#### [What to do]
Images do not belong in the copy. Retype all the entries below exactly.

(Stored entries)
☆ ☆ ☆ ☆ ☆
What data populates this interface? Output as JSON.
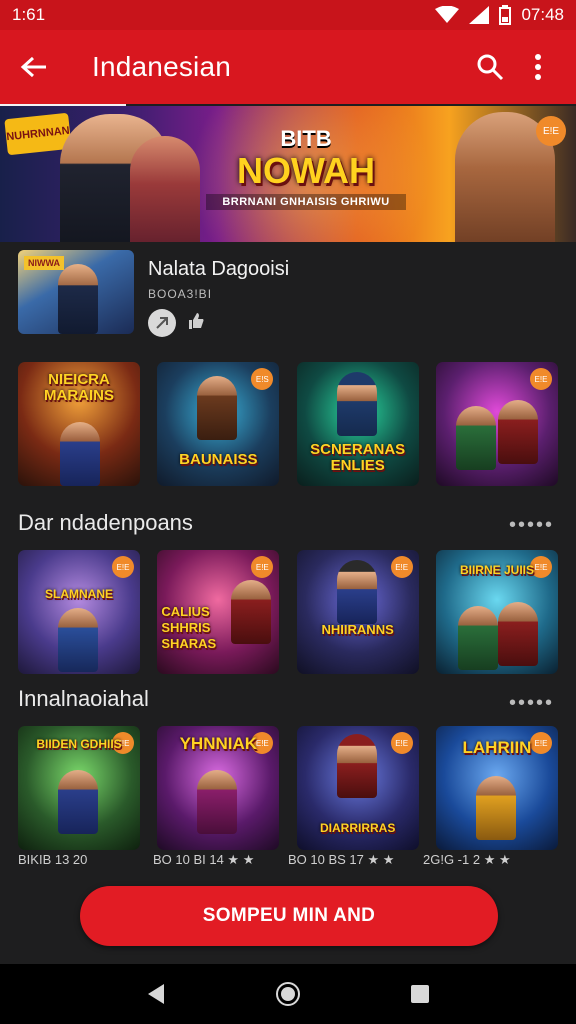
{
  "status_bar": {
    "time": "1:61",
    "right_time": "07:48"
  },
  "app_bar": {
    "title": "Indanesian"
  },
  "hero": {
    "top_text": "BITB",
    "main_text": "NOWAH",
    "sub_text": "BRRNANI GNHAISIS GHRIWU",
    "badge_text": "NUHRNNAN",
    "corner_badge": "E!E"
  },
  "featured": {
    "title": "Nalata Dagooisi",
    "subtitle": "BOOA3!BI",
    "thumb_tag": "NIWWA"
  },
  "row1": [
    {
      "text": "NIEICRA MARAINS",
      "bg": "#3a1e12"
    },
    {
      "text": "BAUNAISS",
      "bg": "#1b3e5e",
      "badge": "E!S"
    },
    {
      "text": "SCNERANAS ENLIES",
      "bg": "#0f4a43"
    },
    {
      "text": "",
      "bg": "#5b1f6e",
      "badge": "E!E"
    }
  ],
  "section2": {
    "title": "Dar ndadenpoans",
    "more": "•••••"
  },
  "row2": [
    {
      "text": "SLAMNANE",
      "bg": "#4a3b8c",
      "badge": "E!E"
    },
    {
      "text": "CALIUS SHHRIS SHARAS",
      "bg": "#7a1a5a",
      "badge": "E!E"
    },
    {
      "text": "NHIIRANNS",
      "bg": "#2a2a5e",
      "badge": "E!E"
    },
    {
      "text": "BIIRNE JUIIS",
      "bg": "#1f6a8a",
      "badge": "E!E"
    }
  ],
  "section3": {
    "title": "Innalnaoiahal",
    "more": "•••••"
  },
  "row3": [
    {
      "text": "BIIDEN GDHIIS",
      "bg": "#2a5a2a",
      "badge": "E!E"
    },
    {
      "text": "YHNNIAK",
      "bg": "#5a1a6a",
      "badge": "E!E"
    },
    {
      "text": "DIARRIRRAS",
      "bg": "#2a2a6a",
      "badge": "E!E"
    },
    {
      "text": "LAHRIIN",
      "bg": "#1a4a9a",
      "badge": "E!E"
    }
  ],
  "meta": [
    "BIKIB 13 20",
    "BO 10 BI 14 ★ ★",
    "BO 10 BS 17 ★ ★",
    "2G!G -1 2 ★ ★"
  ],
  "cta": {
    "label": "SOMPEU MIN AND"
  },
  "colors": {
    "accent": "#e21c24",
    "app_bar": "#d8171f",
    "background": "#1e1e1f"
  }
}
☆ ☆ ☆ ☆ ☆
#### [Correct output]
What data populates this interface? Output as JSON.
{
  "status_bar": {
    "time": "1:61",
    "right_time": "07:48"
  },
  "app_bar": {
    "title": "Indanesian"
  },
  "hero": {
    "top_text": "BITB",
    "main_text": "NOWAH",
    "sub_text": "BRRNANI GNHAISIS GHRIWU",
    "badge_text": "NUHRNNAN",
    "corner_badge": "E!E"
  },
  "featured": {
    "title": "Nalata Dagooisi",
    "subtitle": "BOOA3!BI",
    "thumb_tag": "NIWWA"
  },
  "row1": [
    {
      "text": "NIEICRA MARAINS",
      "bg": "#3a1e12"
    },
    {
      "text": "BAUNAISS",
      "bg": "#1b3e5e",
      "badge": "E!S"
    },
    {
      "text": "SCNERANAS ENLIES",
      "bg": "#0f4a43"
    },
    {
      "text": "",
      "bg": "#5b1f6e",
      "badge": "E!E"
    }
  ],
  "section2": {
    "title": "Dar ndadenpoans",
    "more": "•••••"
  },
  "row2": [
    {
      "text": "SLAMNANE",
      "bg": "#4a3b8c",
      "badge": "E!E"
    },
    {
      "text": "CALIUS SHHRIS SHARAS",
      "bg": "#7a1a5a",
      "badge": "E!E"
    },
    {
      "text": "NHIIRANNS",
      "bg": "#2a2a5e",
      "badge": "E!E"
    },
    {
      "text": "BIIRNE JUIIS",
      "bg": "#1f6a8a",
      "badge": "E!E"
    }
  ],
  "section3": {
    "title": "Innalnaoiahal",
    "more": "•••••"
  },
  "row3": [
    {
      "text": "BIIDEN GDHIIS",
      "bg": "#2a5a2a",
      "badge": "E!E"
    },
    {
      "text": "YHNNIAK",
      "bg": "#5a1a6a",
      "badge": "E!E"
    },
    {
      "text": "DIARRIRRAS",
      "bg": "#2a2a6a",
      "badge": "E!E"
    },
    {
      "text": "LAHRIIN",
      "bg": "#1a4a9a",
      "badge": "E!E"
    }
  ],
  "meta": [
    "BIKIB 13 20",
    "BO 10 BI 14 ★ ★",
    "BO 10 BS 17 ★ ★",
    "2G!G -1 2 ★ ★"
  ],
  "cta": {
    "label": "SOMPEU MIN AND"
  },
  "colors": {
    "accent": "#e21c24",
    "app_bar": "#d8171f",
    "background": "#1e1e1f"
  }
}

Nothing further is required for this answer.